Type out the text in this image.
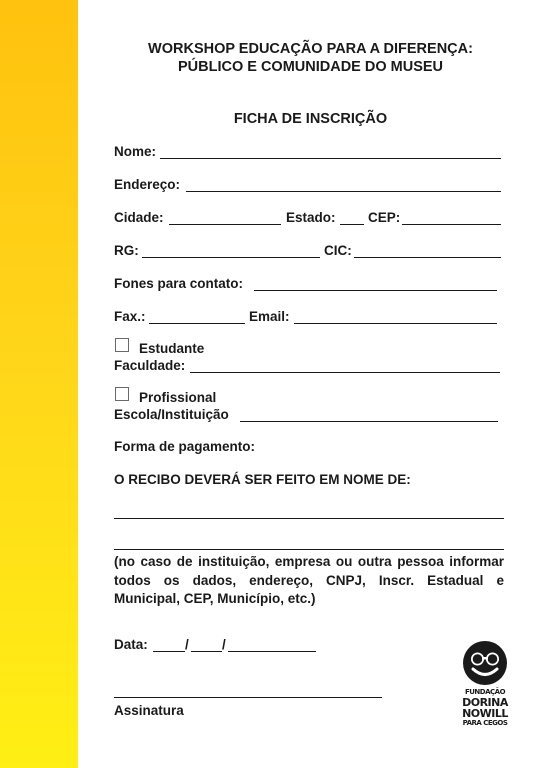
WORKSHOP EDUCAÇÃO PARA A DIFERENÇA:
PÚBLICO E COMUNIDADE DO MUSEU
FICHA DE INSCRIÇÃO
Nome:
Endereço:
Cidade:	Estado: CEP:
RG:	CIC:
Fones para contato:
Fax.:	Email:
Estudante
Faculdade:
Profissional
Escola/Instituição
Forma de pagamento:
O RECIBO DEVERÁ SER FEITO EM NOME DE:
(no caso de instituição, empresa ou outra pessoa informar todos os dados, endereço, CNPJ, Inscr. Estadual e Municipal, CEP, Município, etc.)
Data:	/ /
Assinatura
FUNDAÇÃO
DORINA
NOWILL
PARA CEGOS
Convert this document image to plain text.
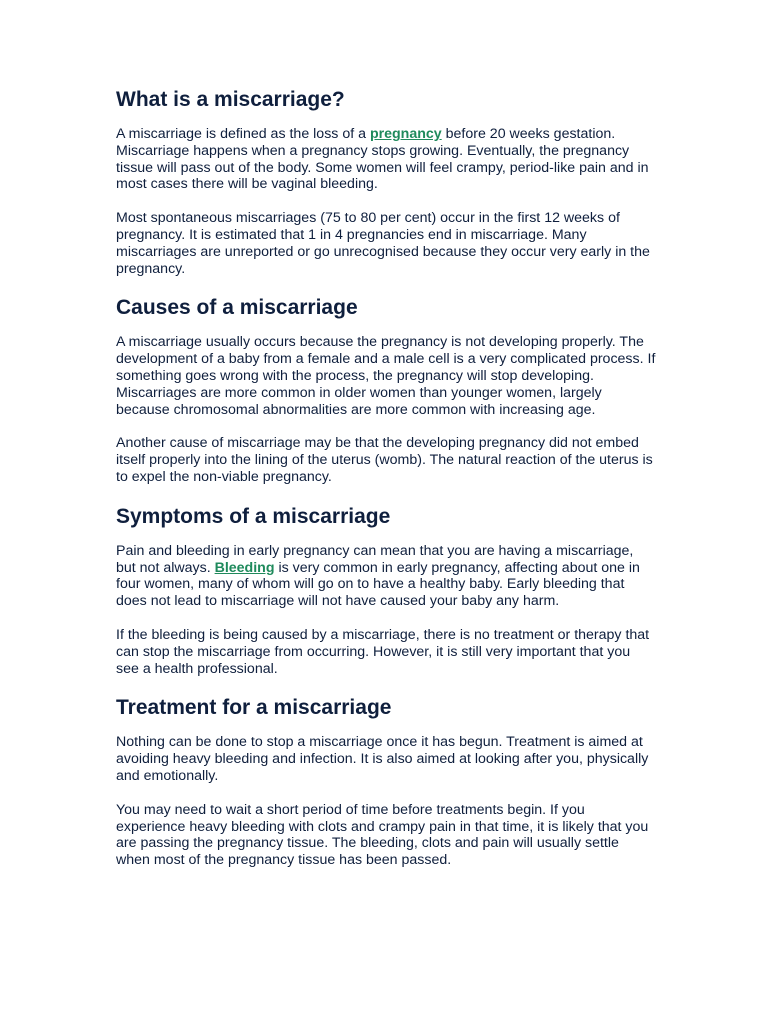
What is a miscarriage?

A miscarriage is defined as the loss of a pregnancy before 20 weeks gestation. Miscarriage happens when a pregnancy stops growing. Eventually, the pregnancy tissue will pass out of the body. Some women will feel crampy, period-like pain and in most cases there will be vaginal bleeding.

Most spontaneous miscarriages (75 to 80 per cent) occur in the first 12 weeks of pregnancy. It is estimated that 1 in 4 pregnancies end in miscarriage. Many miscarriages are unreported or go unrecognised because they occur very early in the pregnancy.

Causes of a miscarriage

A miscarriage usually occurs because the pregnancy is not developing properly. The development of a baby from a female and a male cell is a very complicated process. If something goes wrong with the process, the pregnancy will stop developing. Miscarriages are more common in older women than younger women, largely because chromosomal abnormalities are more common with increasing age.

Another cause of miscarriage may be that the developing pregnancy did not embed itself properly into the lining of the uterus (womb). The natural reaction of the uterus is to expel the non-viable pregnancy.

Symptoms of a miscarriage

Pain and bleeding in early pregnancy can mean that you are having a miscarriage, but not always. Bleeding is very common in early pregnancy, affecting about one in four women, many of whom will go on to have a healthy baby. Early bleeding that does not lead to miscarriage will not have caused your baby any harm.

If the bleeding is being caused by a miscarriage, there is no treatment or therapy that can stop the miscarriage from occurring. However, it is still very important that you see a health professional.

Treatment for a miscarriage

Nothing can be done to stop a miscarriage once it has begun. Treatment is aimed at avoiding heavy bleeding and infection. It is also aimed at looking after you, physically and emotionally.

You may need to wait a short period of time before treatments begin. If you experience heavy bleeding with clots and crampy pain in that time, it is likely that you are passing the pregnancy tissue. The bleeding, clots and pain will usually settle when most of the pregnancy tissue has been passed.
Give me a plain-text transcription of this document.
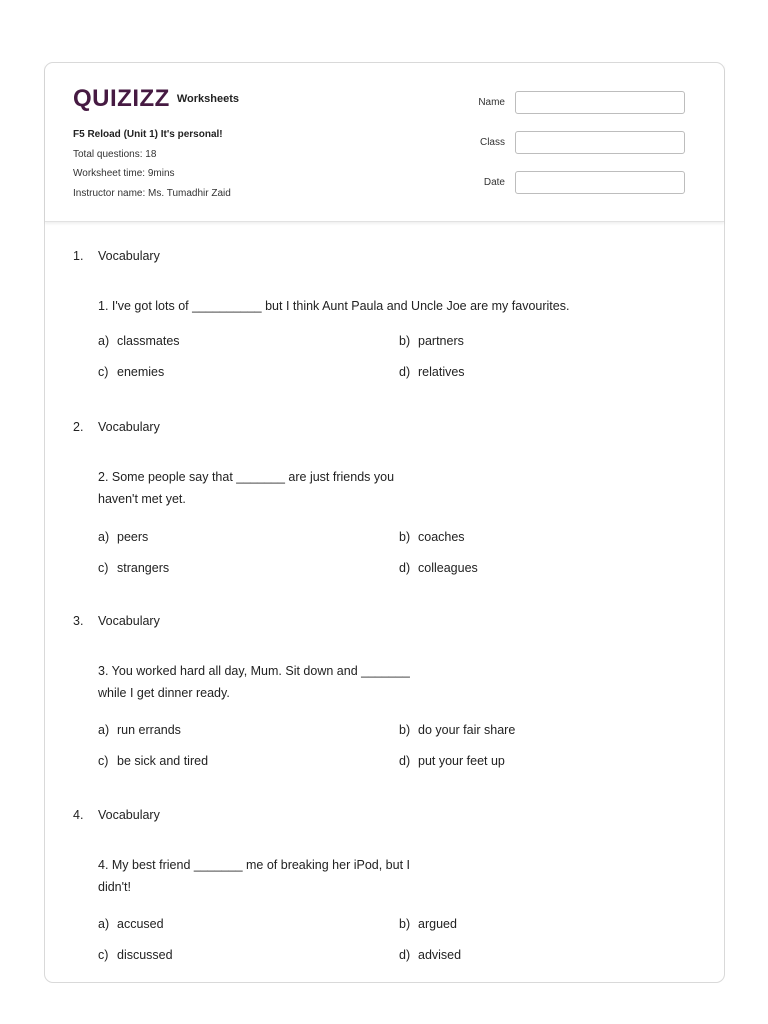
QUIZIZZ Worksheets
F5 Reload (Unit 1) It's personal!
Total questions: 18
Worksheet time: 9mins
Instructor name: Ms. Tumadhir Zaid
Name
Class
Date
1. Vocabulary
1. I've got lots of __________ but I think Aunt Paula and Uncle Joe are my favourites.
a) classmates	b) partners
c) enemies	d) relatives
2. Vocabulary
2. Some people say that _______ are just friends you
haven't met yet.
a) peers	b) coaches
c) strangers	d) colleagues
3. Vocabulary
3. You worked hard all day, Mum. Sit down and _______
while I get dinner ready.
a) run errands	b) do your fair share
c) be sick and tired	d) put your feet up
4. Vocabulary
4. My best friend _______ me of breaking her iPod, but I
didn't!
a) accused	b) argued
c) discussed	d) advised
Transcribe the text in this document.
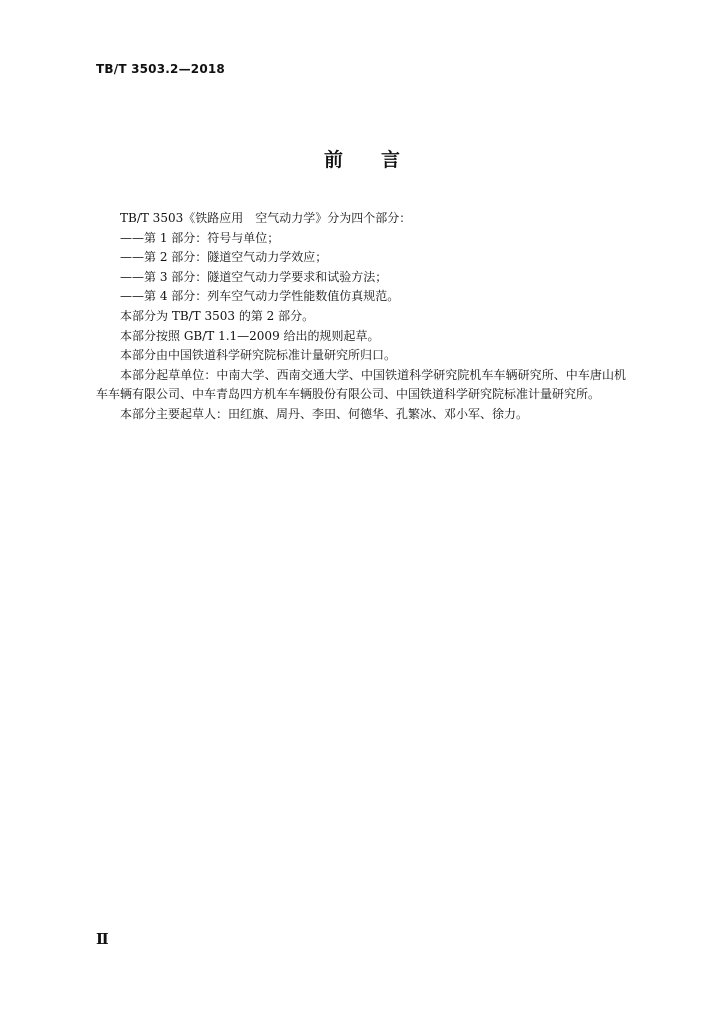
TB/T 3503.2—2018
前 言

TB/T 3503《铁路应用　空气动力学》分为四个部分：

——第 1 部分：符号与单位；

——第 2 部分：隧道空气动力学效应；

——第 3 部分：隧道空气动力学要求和试验方法；

——第 4 部分：列车空气动力学性能数值仿真规范。

本部分为 TB/T 3503 的第 2 部分。

本部分按照 GB/T 1.1—2009 给出的规则起草。

本部分由中国铁道科学研究院标准计量研究所归口。

本部分起草单位：中南大学、西南交通大学、中国铁道科学研究院机车车辆研究所、中车唐山机车车辆有限公司、中车青岛四方机车车辆股份有限公司、中国铁道科学研究院标准计量研究所。

本部分主要起草人：田红旗、周丹、李田、何德华、孔繁冰、邓小军、徐力。

Ⅱ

### Challenge
Set down the lines of the records above exactly, apart from the pictures.

### Answer for the task
Type out the text in this image.
WORKSHOP EDUCAÇÃO PARA A DIFERENÇA:
PÚBLICO E COMUNIDADE DO MUSEU
FICHA DE INSCRIÇÃO
Nome:
Endereço:
Cidade:	Estado: CEP:
RG:	CIC:
Fones para contato:
Fax.:	Email:
Estudante
Faculdade:
Profissional
Escola/Instituição
Forma de pagamento:
O RECIBO DEVERÁ SER FEITO EM NOME DE:
(no caso de instituição, empresa ou outra pessoa informar todos os dados, endereço, CNPJ, Inscr. Estadual e Municipal, CEP, Município, etc.)
Data:	/ /
Assinatura
FUNDAÇÃO
DORINA
NOWILL
PARA CEGOS
Convert this document image to plain text.
What is a miscarriage?

A miscarriage is defined as the loss of a pregnancy before 20 weeks gestation. Miscarriage happens when a pregnancy stops growing. Eventually, the pregnancy tissue will pass out of the body. Some women will feel crampy, period-like pain and in most cases there will be vaginal bleeding.

Most spontaneous miscarriages (75 to 80 per cent) occur in the first 12 weeks of pregnancy. It is estimated that 1 in 4 pregnancies end in miscarriage. Many miscarriages are unreported or go unrecognised because they occur very early in the pregnancy.

Causes of a miscarriage

A miscarriage usually occurs because the pregnancy is not developing properly. The development of a baby from a female and a male cell is a very complicated process. If something goes wrong with the process, the pregnancy will stop developing. Miscarriages are more common in older women than younger women, largely because chromosomal abnormalities are more common with increasing age.

Another cause of miscarriage may be that the developing pregnancy did not embed itself properly into the lining of the uterus (womb). The natural reaction of the uterus is to expel the non-viable pregnancy.

Symptoms of a miscarriage

Pain and bleeding in early pregnancy can mean that you are having a miscarriage, but not always. Bleeding is very common in early pregnancy, affecting about one in four women, many of whom will go on to have a healthy baby. Early bleeding that does not lead to miscarriage will not have caused your baby any harm.

If the bleeding is being caused by a miscarriage, there is no treatment or therapy that can stop the miscarriage from occurring. However, it is still very important that you see a health professional.

Treatment for a miscarriage

Nothing can be done to stop a miscarriage once it has begun. Treatment is aimed at avoiding heavy bleeding and infection. It is also aimed at looking after you, physically and emotionally.

You may need to wait a short period of time before treatments begin. If you experience heavy bleeding with clots and crampy pain in that time, it is likely that you are passing the pregnancy tissue. The bleeding, clots and pain will usually settle when most of the pregnancy tissue has been passed.
Give me a plain-text transcription of this document.
QUIZIZZ Worksheets
F5 Reload (Unit 1) It's personal!
Total questions: 18
Worksheet time: 9mins
Instructor name: Ms. Tumadhir Zaid
Name
Class
Date
1. Vocabulary
1. I've got lots of __________ but I think Aunt Paula and Uncle Joe are my favourites.
a) classmates	b) partners
c) enemies	d) relatives
2. Vocabulary
2. Some people say that _______ are just friends you
haven't met yet.
a) peers	b) coaches
c) strangers	d) colleagues
3. Vocabulary
3. You worked hard all day, Mum. Sit down and _______
while I get dinner ready.
a) run errands	b) do your fair share
c) be sick and tired	d) put your feet up
4. Vocabulary
4. My best friend _______ me of breaking her iPod, but I
didn't!
a) accused	b) argued
c) discussed	d) advised
Transcribe the text in this document.
TB/T 3503.2—2018
前 言

TB/T 3503《铁路应用　空气动力学》分为四个部分：

——第 1 部分：符号与单位；

——第 2 部分：隧道空气动力学效应；

——第 3 部分：隧道空气动力学要求和试验方法；

——第 4 部分：列车空气动力学性能数值仿真规范。

本部分为 TB/T 3503 的第 2 部分。

本部分按照 GB/T 1.1—2009 给出的规则起草。

本部分由中国铁道科学研究院标准计量研究所归口。

本部分起草单位：中南大学、西南交通大学、中国铁道科学研究院机车车辆研究所、中车唐山机车车辆有限公司、中车青岛四方机车车辆股份有限公司、中国铁道科学研究院标准计量研究所。

本部分主要起草人：田红旗、周丹、李田、何德华、孔繁冰、邓小军、徐力。

Ⅱ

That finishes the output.